==== Supplied data ====

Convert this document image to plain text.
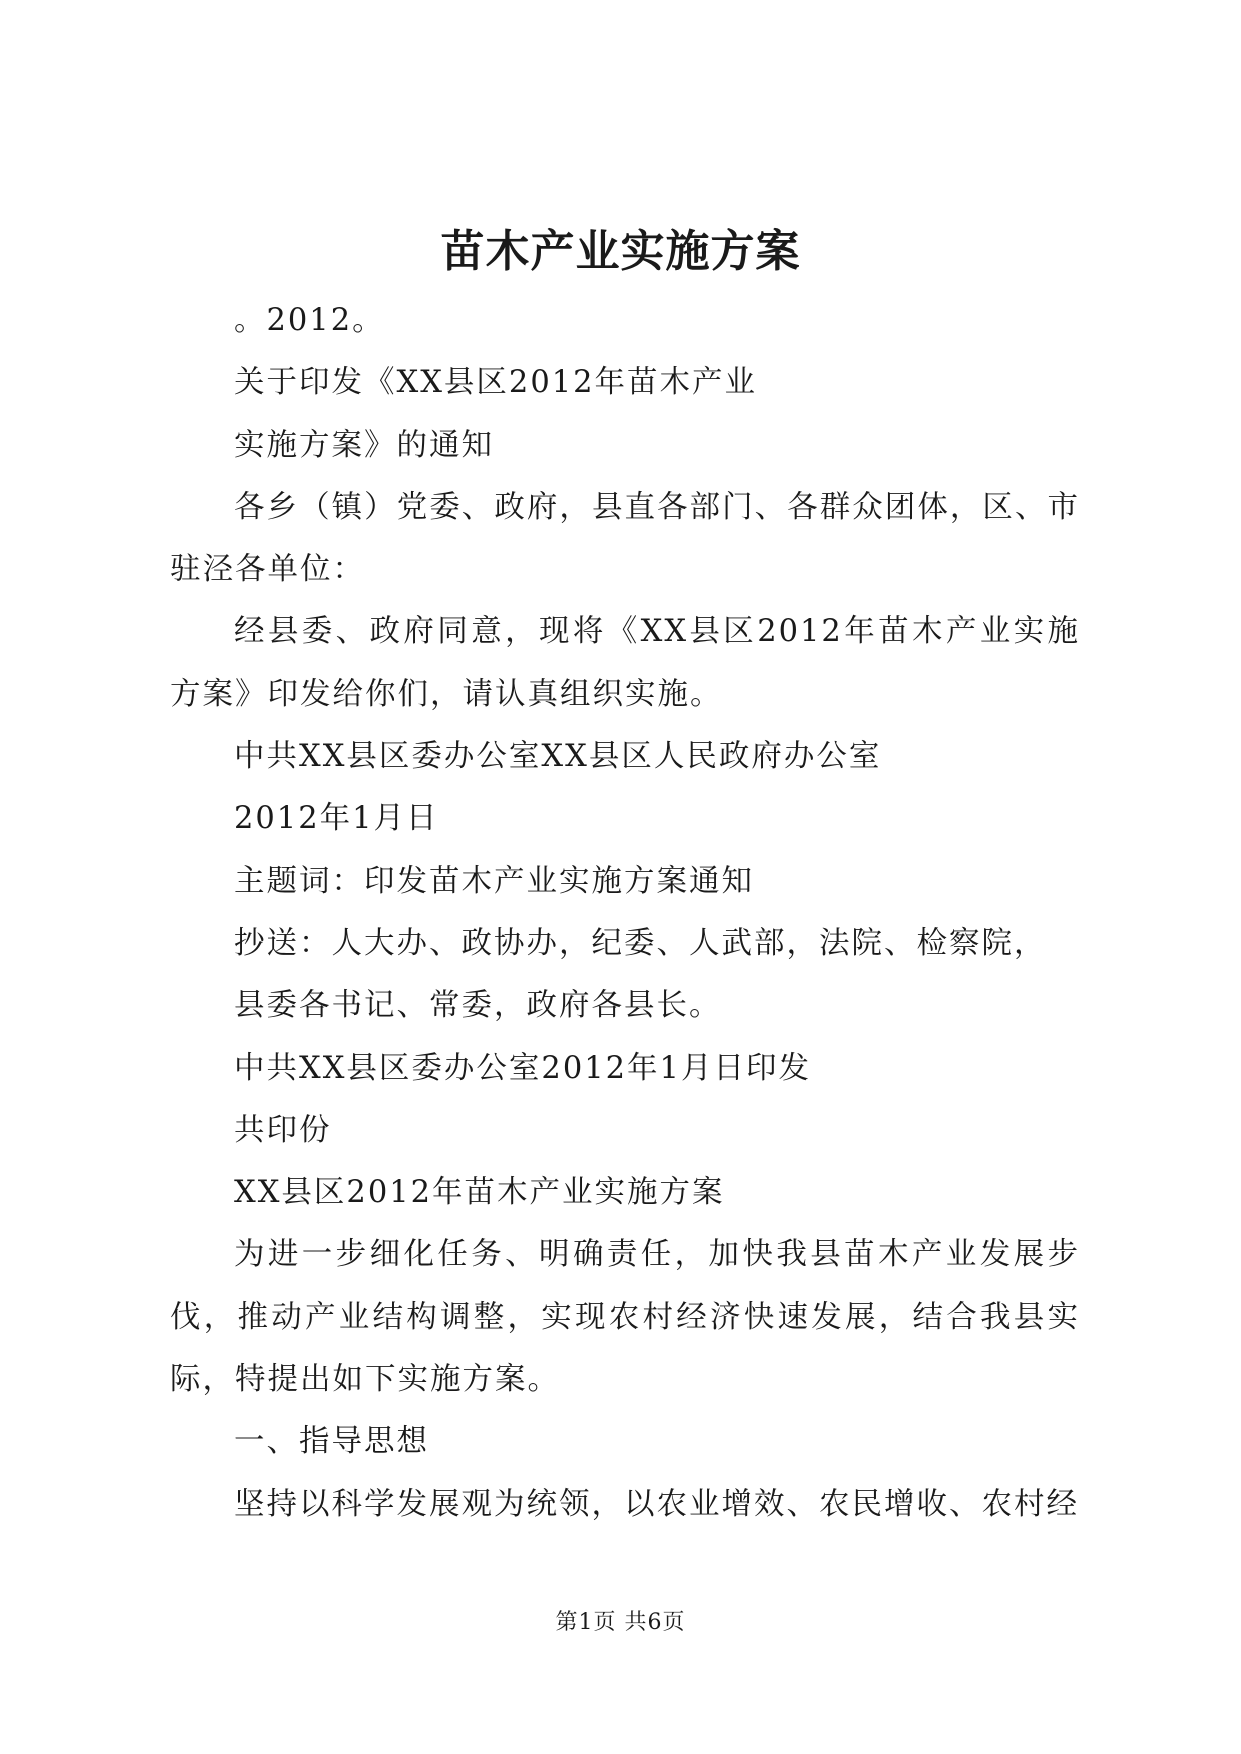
苗木产业实施方案

。2012。

关于印发《XX县区2012年苗木产业

实施方案》的通知

各乡（镇）党委、政府，县直各部门、各群众团体，区、市驻泾各单位：

经县委、政府同意，现将《XX县区2012年苗木产业实施方案》印发给你们，请认真组织实施。

中共XX县区委办公室XX县区人民政府办公室

2012年1月日

主题词：印发苗木产业实施方案通知

抄送：人大办、政协办，纪委、人武部，法院、检察院，

县委各书记、常委，政府各县长。

中共XX县区委办公室2012年1月日印发

共印份

XX县区2012年苗木产业实施方案

为进一步细化任务、明确责任，加快我县苗木产业发展步伐，推动产业结构调整，实现农村经济快速发展，结合我县实际，特提出如下实施方案。

一、指导思想

坚持以科学发展观为统领，以农业增效、农民增收、农村经

第1页 共6页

====

● **Directions for this task**: Quote each line of the listing exactly, but leave the pictures out.

● **The result**:
Convert this document image to plain text.
苗木产业实施方案

。2012。

关于印发《XX县区2012年苗木产业

实施方案》的通知

各乡（镇）党委、政府，县直各部门、各群众团体，区、市驻泾各单位：

经县委、政府同意，现将《XX县区2012年苗木产业实施方案》印发给你们，请认真组织实施。

中共XX县区委办公室XX县区人民政府办公室

2012年1月日

主题词：印发苗木产业实施方案通知

抄送：人大办、政协办，纪委、人武部，法院、检察院，

县委各书记、常委，政府各县长。

中共XX县区委办公室2012年1月日印发

共印份

XX县区2012年苗木产业实施方案

为进一步细化任务、明确责任，加快我县苗木产业发展步伐，推动产业结构调整，实现农村经济快速发展，结合我县实际，特提出如下实施方案。

一、指导思想

坚持以科学发展观为统领，以农业增效、农民增收、农村经

第1页 共6页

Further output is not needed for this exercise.